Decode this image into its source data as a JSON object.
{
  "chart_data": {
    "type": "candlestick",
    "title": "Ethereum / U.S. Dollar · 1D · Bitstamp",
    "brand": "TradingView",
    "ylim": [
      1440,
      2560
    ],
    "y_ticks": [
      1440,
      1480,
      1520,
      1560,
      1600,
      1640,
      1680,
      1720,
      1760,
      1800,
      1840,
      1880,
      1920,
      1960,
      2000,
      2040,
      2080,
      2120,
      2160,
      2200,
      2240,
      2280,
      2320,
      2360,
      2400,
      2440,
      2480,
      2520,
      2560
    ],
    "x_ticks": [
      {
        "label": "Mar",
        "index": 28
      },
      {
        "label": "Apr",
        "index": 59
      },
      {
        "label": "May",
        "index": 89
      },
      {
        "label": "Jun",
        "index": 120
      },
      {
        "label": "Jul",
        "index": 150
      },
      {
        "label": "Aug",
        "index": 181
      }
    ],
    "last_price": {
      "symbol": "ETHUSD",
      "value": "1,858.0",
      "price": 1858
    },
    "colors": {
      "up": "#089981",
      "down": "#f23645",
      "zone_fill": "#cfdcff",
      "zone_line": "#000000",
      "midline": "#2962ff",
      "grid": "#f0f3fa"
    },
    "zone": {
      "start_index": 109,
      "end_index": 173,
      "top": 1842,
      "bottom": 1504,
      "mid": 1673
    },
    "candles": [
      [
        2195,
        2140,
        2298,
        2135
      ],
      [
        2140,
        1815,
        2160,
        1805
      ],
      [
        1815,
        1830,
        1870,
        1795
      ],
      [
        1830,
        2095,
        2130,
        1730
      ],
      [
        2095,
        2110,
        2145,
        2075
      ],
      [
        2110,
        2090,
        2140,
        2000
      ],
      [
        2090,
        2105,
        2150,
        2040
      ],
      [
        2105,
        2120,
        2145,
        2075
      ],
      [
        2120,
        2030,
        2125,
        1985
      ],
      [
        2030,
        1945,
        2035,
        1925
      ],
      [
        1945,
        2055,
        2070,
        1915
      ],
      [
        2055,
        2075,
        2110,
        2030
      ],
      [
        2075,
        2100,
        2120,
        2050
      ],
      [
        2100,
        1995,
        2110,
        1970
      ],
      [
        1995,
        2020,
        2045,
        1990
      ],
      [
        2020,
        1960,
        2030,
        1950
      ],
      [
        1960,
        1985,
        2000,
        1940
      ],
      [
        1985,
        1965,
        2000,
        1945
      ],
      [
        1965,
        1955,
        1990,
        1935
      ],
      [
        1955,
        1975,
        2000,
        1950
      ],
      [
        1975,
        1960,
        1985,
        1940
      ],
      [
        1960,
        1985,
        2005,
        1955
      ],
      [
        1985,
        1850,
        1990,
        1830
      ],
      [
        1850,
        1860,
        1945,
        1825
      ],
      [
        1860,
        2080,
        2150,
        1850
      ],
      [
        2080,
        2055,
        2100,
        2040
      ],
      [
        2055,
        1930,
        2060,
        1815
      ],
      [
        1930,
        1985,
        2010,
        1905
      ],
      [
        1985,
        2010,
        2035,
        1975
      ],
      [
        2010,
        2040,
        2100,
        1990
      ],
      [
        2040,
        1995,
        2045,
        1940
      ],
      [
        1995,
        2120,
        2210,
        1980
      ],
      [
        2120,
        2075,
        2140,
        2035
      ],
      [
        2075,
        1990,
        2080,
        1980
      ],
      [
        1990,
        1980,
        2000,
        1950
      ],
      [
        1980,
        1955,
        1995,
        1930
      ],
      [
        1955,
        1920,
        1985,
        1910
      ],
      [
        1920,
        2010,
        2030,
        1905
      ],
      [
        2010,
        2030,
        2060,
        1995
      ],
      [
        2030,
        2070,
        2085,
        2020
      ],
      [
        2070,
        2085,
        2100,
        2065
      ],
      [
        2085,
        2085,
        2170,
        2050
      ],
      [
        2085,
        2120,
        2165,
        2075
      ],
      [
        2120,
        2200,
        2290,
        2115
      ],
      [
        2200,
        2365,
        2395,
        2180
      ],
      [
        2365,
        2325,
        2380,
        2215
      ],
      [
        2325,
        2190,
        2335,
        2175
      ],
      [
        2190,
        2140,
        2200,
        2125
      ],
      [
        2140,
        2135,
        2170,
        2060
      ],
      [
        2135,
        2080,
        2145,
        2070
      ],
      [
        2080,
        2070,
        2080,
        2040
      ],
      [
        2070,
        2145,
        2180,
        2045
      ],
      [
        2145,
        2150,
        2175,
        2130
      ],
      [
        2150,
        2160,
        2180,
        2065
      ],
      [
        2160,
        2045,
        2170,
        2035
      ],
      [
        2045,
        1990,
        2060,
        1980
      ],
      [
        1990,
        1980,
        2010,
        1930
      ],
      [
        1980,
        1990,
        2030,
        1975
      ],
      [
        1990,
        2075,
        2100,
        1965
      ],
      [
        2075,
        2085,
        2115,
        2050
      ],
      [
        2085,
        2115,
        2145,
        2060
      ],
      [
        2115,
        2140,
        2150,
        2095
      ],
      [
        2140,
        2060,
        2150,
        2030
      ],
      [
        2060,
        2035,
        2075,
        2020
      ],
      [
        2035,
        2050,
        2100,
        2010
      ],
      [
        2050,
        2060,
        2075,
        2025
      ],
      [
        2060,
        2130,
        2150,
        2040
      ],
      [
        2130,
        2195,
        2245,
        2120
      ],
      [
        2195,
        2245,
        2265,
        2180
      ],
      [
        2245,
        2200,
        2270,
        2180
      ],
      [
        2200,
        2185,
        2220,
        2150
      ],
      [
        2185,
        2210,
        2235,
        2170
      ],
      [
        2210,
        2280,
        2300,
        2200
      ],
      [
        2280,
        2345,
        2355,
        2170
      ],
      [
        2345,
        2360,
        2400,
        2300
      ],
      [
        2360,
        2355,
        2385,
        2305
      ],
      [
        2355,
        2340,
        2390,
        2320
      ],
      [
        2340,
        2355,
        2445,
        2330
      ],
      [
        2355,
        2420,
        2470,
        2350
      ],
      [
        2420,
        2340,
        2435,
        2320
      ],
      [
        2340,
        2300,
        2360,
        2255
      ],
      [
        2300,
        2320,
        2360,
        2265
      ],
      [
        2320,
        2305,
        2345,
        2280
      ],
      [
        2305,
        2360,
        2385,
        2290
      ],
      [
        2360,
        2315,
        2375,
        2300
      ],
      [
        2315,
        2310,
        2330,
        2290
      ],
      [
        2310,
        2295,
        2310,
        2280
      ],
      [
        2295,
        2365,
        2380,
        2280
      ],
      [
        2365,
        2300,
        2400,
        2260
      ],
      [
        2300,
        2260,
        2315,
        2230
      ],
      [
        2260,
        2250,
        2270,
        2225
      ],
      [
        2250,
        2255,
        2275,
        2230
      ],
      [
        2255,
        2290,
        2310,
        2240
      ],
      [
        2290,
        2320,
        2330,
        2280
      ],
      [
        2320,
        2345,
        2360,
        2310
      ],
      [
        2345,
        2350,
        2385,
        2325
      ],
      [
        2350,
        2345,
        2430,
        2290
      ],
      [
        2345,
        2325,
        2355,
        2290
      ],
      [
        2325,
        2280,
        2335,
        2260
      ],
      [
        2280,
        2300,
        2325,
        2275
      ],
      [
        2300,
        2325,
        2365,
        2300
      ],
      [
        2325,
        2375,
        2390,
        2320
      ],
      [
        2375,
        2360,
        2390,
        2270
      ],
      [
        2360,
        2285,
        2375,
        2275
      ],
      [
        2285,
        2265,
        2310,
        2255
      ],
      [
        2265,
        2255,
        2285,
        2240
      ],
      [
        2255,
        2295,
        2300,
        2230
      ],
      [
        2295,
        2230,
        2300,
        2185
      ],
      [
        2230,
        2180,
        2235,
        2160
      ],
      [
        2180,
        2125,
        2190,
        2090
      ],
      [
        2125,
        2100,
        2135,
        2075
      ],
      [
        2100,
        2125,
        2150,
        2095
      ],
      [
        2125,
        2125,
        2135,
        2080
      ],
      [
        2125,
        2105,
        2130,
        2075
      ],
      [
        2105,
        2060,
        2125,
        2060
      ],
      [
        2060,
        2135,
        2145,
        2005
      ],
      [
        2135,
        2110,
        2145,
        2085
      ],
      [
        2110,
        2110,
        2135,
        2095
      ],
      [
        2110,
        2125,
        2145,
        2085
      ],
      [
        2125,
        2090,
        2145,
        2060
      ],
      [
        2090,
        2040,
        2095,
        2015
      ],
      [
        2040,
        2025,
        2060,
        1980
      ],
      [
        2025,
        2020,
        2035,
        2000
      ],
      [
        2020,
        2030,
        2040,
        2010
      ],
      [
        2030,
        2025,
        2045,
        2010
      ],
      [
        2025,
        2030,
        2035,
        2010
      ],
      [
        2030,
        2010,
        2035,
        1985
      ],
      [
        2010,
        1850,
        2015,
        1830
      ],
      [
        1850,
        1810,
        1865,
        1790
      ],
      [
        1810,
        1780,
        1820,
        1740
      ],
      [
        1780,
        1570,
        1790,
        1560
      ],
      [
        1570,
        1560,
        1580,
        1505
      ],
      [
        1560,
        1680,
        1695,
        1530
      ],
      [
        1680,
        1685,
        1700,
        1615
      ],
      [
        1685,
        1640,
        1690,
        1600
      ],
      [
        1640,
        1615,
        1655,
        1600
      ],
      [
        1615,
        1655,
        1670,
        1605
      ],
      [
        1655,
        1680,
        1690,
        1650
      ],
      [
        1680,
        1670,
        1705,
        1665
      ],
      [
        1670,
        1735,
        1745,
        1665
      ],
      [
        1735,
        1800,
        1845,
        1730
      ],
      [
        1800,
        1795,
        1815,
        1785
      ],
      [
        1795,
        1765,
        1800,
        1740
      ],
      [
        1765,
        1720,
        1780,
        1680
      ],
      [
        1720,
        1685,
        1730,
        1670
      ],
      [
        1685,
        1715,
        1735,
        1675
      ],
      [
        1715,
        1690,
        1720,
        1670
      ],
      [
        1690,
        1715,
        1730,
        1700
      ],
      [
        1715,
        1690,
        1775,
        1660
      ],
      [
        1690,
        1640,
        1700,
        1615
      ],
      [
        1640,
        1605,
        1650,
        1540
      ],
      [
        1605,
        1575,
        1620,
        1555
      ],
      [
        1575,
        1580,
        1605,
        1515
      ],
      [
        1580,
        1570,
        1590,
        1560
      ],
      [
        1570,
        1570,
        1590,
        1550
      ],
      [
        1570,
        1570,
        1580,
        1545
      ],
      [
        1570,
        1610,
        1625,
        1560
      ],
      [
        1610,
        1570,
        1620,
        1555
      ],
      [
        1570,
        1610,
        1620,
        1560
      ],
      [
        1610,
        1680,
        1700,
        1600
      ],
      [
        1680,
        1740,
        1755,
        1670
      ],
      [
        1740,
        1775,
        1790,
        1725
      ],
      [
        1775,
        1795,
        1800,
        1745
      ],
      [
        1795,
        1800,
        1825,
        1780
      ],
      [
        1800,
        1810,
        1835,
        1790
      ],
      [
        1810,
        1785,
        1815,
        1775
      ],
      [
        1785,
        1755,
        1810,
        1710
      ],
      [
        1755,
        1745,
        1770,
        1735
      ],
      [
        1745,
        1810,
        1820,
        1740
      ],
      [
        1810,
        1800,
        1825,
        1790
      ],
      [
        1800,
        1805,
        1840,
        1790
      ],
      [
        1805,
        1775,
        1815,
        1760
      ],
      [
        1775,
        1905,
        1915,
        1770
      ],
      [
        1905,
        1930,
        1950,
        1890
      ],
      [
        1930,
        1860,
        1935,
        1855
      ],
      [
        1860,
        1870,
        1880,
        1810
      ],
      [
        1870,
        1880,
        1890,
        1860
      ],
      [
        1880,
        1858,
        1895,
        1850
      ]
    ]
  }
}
________________________________________
◆ DIRECTIONS FOR THIS TASK ◆
How many lines of the listing above include the word "label"? Reply with the number alone.

◆ SOLUTION TO THIS TASK ◆
6